* YOUR TASK: Could you print every record below exactly as it appears?

* INFORMATION PROVIDED:
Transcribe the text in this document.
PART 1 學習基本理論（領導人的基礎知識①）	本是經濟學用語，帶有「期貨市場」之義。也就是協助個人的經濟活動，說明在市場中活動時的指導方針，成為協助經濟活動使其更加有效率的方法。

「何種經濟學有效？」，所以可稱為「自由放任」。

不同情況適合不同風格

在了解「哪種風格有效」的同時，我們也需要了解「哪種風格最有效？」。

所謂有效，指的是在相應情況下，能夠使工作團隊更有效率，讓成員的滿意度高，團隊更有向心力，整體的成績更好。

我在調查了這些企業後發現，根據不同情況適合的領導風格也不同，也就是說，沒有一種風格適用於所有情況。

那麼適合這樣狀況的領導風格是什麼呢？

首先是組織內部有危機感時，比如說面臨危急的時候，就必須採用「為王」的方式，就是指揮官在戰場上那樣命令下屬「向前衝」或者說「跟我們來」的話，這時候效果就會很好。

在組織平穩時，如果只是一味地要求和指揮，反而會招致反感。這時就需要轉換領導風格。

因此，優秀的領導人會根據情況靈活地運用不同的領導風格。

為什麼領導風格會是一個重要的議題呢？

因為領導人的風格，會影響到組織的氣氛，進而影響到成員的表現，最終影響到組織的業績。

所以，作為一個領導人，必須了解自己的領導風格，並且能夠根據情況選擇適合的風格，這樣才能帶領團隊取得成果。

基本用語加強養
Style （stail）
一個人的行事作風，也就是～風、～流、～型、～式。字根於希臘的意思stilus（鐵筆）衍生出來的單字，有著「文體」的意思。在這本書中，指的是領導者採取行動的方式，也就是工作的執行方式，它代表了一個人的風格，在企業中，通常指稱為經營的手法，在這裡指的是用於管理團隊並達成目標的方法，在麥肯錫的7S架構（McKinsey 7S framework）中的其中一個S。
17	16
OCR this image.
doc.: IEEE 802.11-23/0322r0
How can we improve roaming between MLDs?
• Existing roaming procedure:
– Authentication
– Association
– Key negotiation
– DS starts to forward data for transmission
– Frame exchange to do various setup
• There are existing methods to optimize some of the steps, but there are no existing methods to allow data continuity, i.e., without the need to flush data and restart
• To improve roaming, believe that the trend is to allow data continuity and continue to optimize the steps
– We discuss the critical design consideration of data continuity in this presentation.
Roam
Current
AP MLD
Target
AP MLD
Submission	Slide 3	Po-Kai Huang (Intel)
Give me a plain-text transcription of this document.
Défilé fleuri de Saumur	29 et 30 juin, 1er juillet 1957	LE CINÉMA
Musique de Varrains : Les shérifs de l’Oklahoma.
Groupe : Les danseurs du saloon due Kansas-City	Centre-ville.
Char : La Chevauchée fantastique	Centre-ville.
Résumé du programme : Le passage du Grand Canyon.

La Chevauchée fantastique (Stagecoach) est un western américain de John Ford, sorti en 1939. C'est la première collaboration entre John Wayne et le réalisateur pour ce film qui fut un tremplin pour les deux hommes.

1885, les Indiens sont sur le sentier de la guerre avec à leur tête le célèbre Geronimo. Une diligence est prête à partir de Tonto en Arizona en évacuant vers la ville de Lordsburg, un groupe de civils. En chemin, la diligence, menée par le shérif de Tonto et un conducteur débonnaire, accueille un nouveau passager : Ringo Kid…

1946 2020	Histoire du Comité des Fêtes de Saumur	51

* REPLY TO THE EXERCISE:
Transcribe the text in this document.
PART 1 學習基本理論（領導人的基礎知識①）	本是經濟學用語，帶有「期貨市場」之義。也就是協助個人的經濟活動，說明在市場中活動時的指導方針，成為協助經濟活動使其更加有效率的方法。

「何種經濟學有效？」，所以可稱為「自由放任」。

不同情況適合不同風格

在了解「哪種風格有效」的同時，我們也需要了解「哪種風格最有效？」。

所謂有效，指的是在相應情況下，能夠使工作團隊更有效率，讓成員的滿意度高，團隊更有向心力，整體的成績更好。

我在調查了這些企業後發現，根據不同情況適合的領導風格也不同，也就是說，沒有一種風格適用於所有情況。

那麼適合這樣狀況的領導風格是什麼呢？

首先是組織內部有危機感時，比如說面臨危急的時候，就必須採用「為王」的方式，就是指揮官在戰場上那樣命令下屬「向前衝」或者說「跟我們來」的話，這時候效果就會很好。

在組織平穩時，如果只是一味地要求和指揮，反而會招致反感。這時就需要轉換領導風格。

因此，優秀的領導人會根據情況靈活地運用不同的領導風格。

為什麼領導風格會是一個重要的議題呢？

因為領導人的風格，會影響到組織的氣氛，進而影響到成員的表現，最終影響到組織的業績。

所以，作為一個領導人，必須了解自己的領導風格，並且能夠根據情況選擇適合的風格，這樣才能帶領團隊取得成果。

基本用語加強養
Style （stail）
一個人的行事作風，也就是～風、～流、～型、～式。字根於希臘的意思stilus（鐵筆）衍生出來的單字，有著「文體」的意思。在這本書中，指的是領導者採取行動的方式，也就是工作的執行方式，它代表了一個人的風格，在企業中，通常指稱為經營的手法，在這裡指的是用於管理團隊並達成目標的方法，在麥肯錫的7S架構（McKinsey 7S framework）中的其中一個S。
17	16
OCR this image.
doc.: IEEE 802.11-23/0322r0
How can we improve roaming between MLDs?
• Existing roaming procedure:
– Authentication
– Association
– Key negotiation
– DS starts to forward data for transmission
– Frame exchange to do various setup
• There are existing methods to optimize some of the steps, but there are no existing methods to allow data continuity, i.e., without the need to flush data and restart
• To improve roaming, believe that the trend is to allow data continuity and continue to optimize the steps
– We discuss the critical design consideration of data continuity in this presentation.
Roam
Current
AP MLD
Target
AP MLD
Submission	Slide 3	Po-Kai Huang (Intel)
Give me a plain-text transcription of this document.
Défilé fleuri de Saumur	29 et 30 juin, 1er juillet 1957	LE CINÉMA
Musique de Varrains : Les shérifs de l’Oklahoma.
Groupe : Les danseurs du saloon due Kansas-City	Centre-ville.
Char : La Chevauchée fantastique	Centre-ville.
Résumé du programme : Le passage du Grand Canyon.

La Chevauchée fantastique (Stagecoach) est un western américain de John Ford, sorti en 1939. C'est la première collaboration entre John Wayne et le réalisateur pour ce film qui fut un tremplin pour les deux hommes.

1885, les Indiens sont sur le sentier de la guerre avec à leur tête le célèbre Geronimo. Une diligence est prête à partir de Tonto en Arizona en évacuant vers la ville de Lordsburg, un groupe de civils. En chemin, la diligence, menée par le shérif de Tonto et un conducteur débonnaire, accueille un nouveau passager : Ringo Kid…

1946 2020	Histoire du Comité des Fêtes de Saumur	51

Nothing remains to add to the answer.